◆ YOUR OBJECTIVE
Take the listing and print it in full, exactly as given.

[Stored dataset items]
* * *
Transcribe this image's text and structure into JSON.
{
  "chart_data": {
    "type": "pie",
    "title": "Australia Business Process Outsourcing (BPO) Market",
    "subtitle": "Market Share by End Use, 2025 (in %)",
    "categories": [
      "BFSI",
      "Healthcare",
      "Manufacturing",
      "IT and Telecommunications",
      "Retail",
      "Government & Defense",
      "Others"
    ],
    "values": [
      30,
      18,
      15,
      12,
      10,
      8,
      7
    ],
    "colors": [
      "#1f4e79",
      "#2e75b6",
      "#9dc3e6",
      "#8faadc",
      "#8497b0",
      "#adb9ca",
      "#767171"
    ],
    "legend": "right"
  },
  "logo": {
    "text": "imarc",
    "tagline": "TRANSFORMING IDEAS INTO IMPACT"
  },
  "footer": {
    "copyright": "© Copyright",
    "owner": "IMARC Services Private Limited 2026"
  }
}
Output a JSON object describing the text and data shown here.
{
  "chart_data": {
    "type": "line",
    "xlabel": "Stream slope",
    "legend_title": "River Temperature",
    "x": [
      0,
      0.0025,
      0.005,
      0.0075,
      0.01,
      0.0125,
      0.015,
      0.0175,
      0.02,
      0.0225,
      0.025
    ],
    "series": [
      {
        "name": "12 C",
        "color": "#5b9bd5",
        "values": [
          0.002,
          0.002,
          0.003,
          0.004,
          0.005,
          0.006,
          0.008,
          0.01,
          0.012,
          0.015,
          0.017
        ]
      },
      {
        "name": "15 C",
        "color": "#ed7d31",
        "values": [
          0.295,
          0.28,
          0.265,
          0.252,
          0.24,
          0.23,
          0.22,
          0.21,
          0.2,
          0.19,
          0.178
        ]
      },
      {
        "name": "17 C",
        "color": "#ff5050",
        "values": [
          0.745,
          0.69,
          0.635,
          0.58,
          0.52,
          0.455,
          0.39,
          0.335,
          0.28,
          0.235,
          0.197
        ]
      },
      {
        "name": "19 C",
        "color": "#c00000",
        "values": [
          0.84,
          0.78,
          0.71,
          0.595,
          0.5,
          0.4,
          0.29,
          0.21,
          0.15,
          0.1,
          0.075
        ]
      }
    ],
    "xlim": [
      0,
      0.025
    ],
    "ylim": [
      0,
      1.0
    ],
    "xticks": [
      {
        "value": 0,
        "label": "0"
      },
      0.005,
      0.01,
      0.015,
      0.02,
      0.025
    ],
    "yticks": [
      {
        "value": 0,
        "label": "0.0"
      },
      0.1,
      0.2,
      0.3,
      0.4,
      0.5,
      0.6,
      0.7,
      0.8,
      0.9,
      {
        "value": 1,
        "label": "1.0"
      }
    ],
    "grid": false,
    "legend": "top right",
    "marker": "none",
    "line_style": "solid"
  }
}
* * *
◆ RESPONSE
Transcribe this image's text and structure into JSON.
{
  "chart_data": {
    "type": "pie",
    "title": "Australia Business Process Outsourcing (BPO) Market",
    "subtitle": "Market Share by End Use, 2025 (in %)",
    "categories": [
      "BFSI",
      "Healthcare",
      "Manufacturing",
      "IT and Telecommunications",
      "Retail",
      "Government & Defense",
      "Others"
    ],
    "values": [
      30,
      18,
      15,
      12,
      10,
      8,
      7
    ],
    "colors": [
      "#1f4e79",
      "#2e75b6",
      "#9dc3e6",
      "#8faadc",
      "#8497b0",
      "#adb9ca",
      "#767171"
    ],
    "legend": "right"
  },
  "logo": {
    "text": "imarc",
    "tagline": "TRANSFORMING IDEAS INTO IMPACT"
  },
  "footer": {
    "copyright": "© Copyright",
    "owner": "IMARC Services Private Limited 2026"
  }
}
Output a JSON object describing the text and data shown here.
{
  "chart_data": {
    "type": "line",
    "xlabel": "Stream slope",
    "legend_title": "River Temperature",
    "x": [
      0,
      0.0025,
      0.005,
      0.0075,
      0.01,
      0.0125,
      0.015,
      0.0175,
      0.02,
      0.0225,
      0.025
    ],
    "series": [
      {
        "name": "12 C",
        "color": "#5b9bd5",
        "values": [
          0.002,
          0.002,
          0.003,
          0.004,
          0.005,
          0.006,
          0.008,
          0.01,
          0.012,
          0.015,
          0.017
        ]
      },
      {
        "name": "15 C",
        "color": "#ed7d31",
        "values": [
          0.295,
          0.28,
          0.265,
          0.252,
          0.24,
          0.23,
          0.22,
          0.21,
          0.2,
          0.19,
          0.178
        ]
      },
      {
        "name": "17 C",
        "color": "#ff5050",
        "values": [
          0.745,
          0.69,
          0.635,
          0.58,
          0.52,
          0.455,
          0.39,
          0.335,
          0.28,
          0.235,
          0.197
        ]
      },
      {
        "name": "19 C",
        "color": "#c00000",
        "values": [
          0.84,
          0.78,
          0.71,
          0.595,
          0.5,
          0.4,
          0.29,
          0.21,
          0.15,
          0.1,
          0.075
        ]
      }
    ],
    "xlim": [
      0,
      0.025
    ],
    "ylim": [
      0,
      1.0
    ],
    "xticks": [
      {
        "value": 0,
        "label": "0"
      },
      0.005,
      0.01,
      0.015,
      0.02,
      0.025
    ],
    "yticks": [
      {
        "value": 0,
        "label": "0.0"
      },
      0.1,
      0.2,
      0.3,
      0.4,
      0.5,
      0.6,
      0.7,
      0.8,
      0.9,
      {
        "value": 1,
        "label": "1.0"
      }
    ],
    "grid": false,
    "legend": "top right",
    "marker": "none",
    "line_style": "solid"
  }
}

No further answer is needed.